• Entries provided:
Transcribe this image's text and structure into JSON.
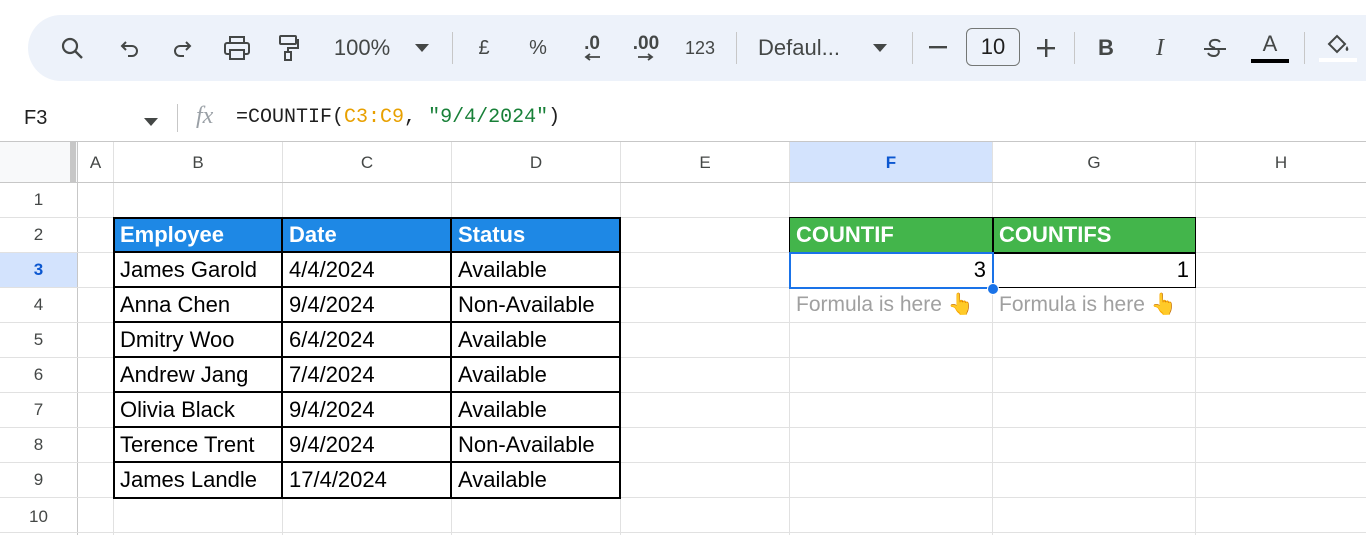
{
  "toolbar": {
    "zoom": "100%",
    "currency": "£",
    "percent": "%",
    "dec_decrease": ".0",
    "dec_increase": ".00",
    "number_format": "123",
    "font_name": "Defaul...",
    "font_size": "10",
    "bold": "B",
    "italic": "I",
    "text_color": "A",
    "accent": "#edf2fa"
  },
  "formula_bar": {
    "name_box": "F3",
    "fx": "fx",
    "formula_prefix": "=COUNTIF(",
    "formula_range": "C3:C9",
    "formula_sep": ", ",
    "formula_criteria": "\"9/4/2024\"",
    "formula_suffix": ")"
  },
  "columns": [
    "A",
    "B",
    "C",
    "D",
    "E",
    "F",
    "G",
    "H"
  ],
  "rows": [
    "1",
    "2",
    "3",
    "4",
    "5",
    "6",
    "7",
    "8",
    "9",
    "10"
  ],
  "table": {
    "headers": [
      "Employee",
      "Date",
      "Status"
    ],
    "rows": [
      [
        "James Garold",
        "4/4/2024",
        "Available"
      ],
      [
        "Anna Chen",
        "9/4/2024",
        "Non-Available"
      ],
      [
        "Dmitry Woo",
        "6/4/2024",
        "Available"
      ],
      [
        "Andrew Jang",
        "7/4/2024",
        "Available"
      ],
      [
        "Olivia Black",
        "9/4/2024",
        "Available"
      ],
      [
        "Terence Trent",
        "9/4/2024",
        "Non-Available"
      ],
      [
        "James Landle",
        "17/4/2024",
        "Available"
      ]
    ],
    "header_color": "#1e88e5"
  },
  "results": {
    "countif_header": "COUNTIF",
    "countifs_header": "COUNTIFS",
    "countif_value": "3",
    "countifs_value": "1",
    "note_f": "Formula is here 👆",
    "note_g": "Formula is here 👆",
    "header_color": "#43b54b"
  }
}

• Exercise goal: Your copy of the data should match it exactly, except that pictures are left out.

• Full output:
Transcribe this image's text and structure into JSON.
{
  "toolbar": {
    "zoom": "100%",
    "currency": "£",
    "percent": "%",
    "dec_decrease": ".0",
    "dec_increase": ".00",
    "number_format": "123",
    "font_name": "Defaul...",
    "font_size": "10",
    "bold": "B",
    "italic": "I",
    "text_color": "A",
    "accent": "#edf2fa"
  },
  "formula_bar": {
    "name_box": "F3",
    "fx": "fx",
    "formula_prefix": "=COUNTIF(",
    "formula_range": "C3:C9",
    "formula_sep": ", ",
    "formula_criteria": "\"9/4/2024\"",
    "formula_suffix": ")"
  },
  "columns": [
    "A",
    "B",
    "C",
    "D",
    "E",
    "F",
    "G",
    "H"
  ],
  "rows": [
    "1",
    "2",
    "3",
    "4",
    "5",
    "6",
    "7",
    "8",
    "9",
    "10"
  ],
  "table": {
    "headers": [
      "Employee",
      "Date",
      "Status"
    ],
    "rows": [
      [
        "James Garold",
        "4/4/2024",
        "Available"
      ],
      [
        "Anna Chen",
        "9/4/2024",
        "Non-Available"
      ],
      [
        "Dmitry Woo",
        "6/4/2024",
        "Available"
      ],
      [
        "Andrew Jang",
        "7/4/2024",
        "Available"
      ],
      [
        "Olivia Black",
        "9/4/2024",
        "Available"
      ],
      [
        "Terence Trent",
        "9/4/2024",
        "Non-Available"
      ],
      [
        "James Landle",
        "17/4/2024",
        "Available"
      ]
    ],
    "header_color": "#1e88e5"
  },
  "results": {
    "countif_header": "COUNTIF",
    "countifs_header": "COUNTIFS",
    "countif_value": "3",
    "countifs_value": "1",
    "note_f": "Formula is here 👆",
    "note_g": "Formula is here 👆",
    "header_color": "#43b54b"
  }
}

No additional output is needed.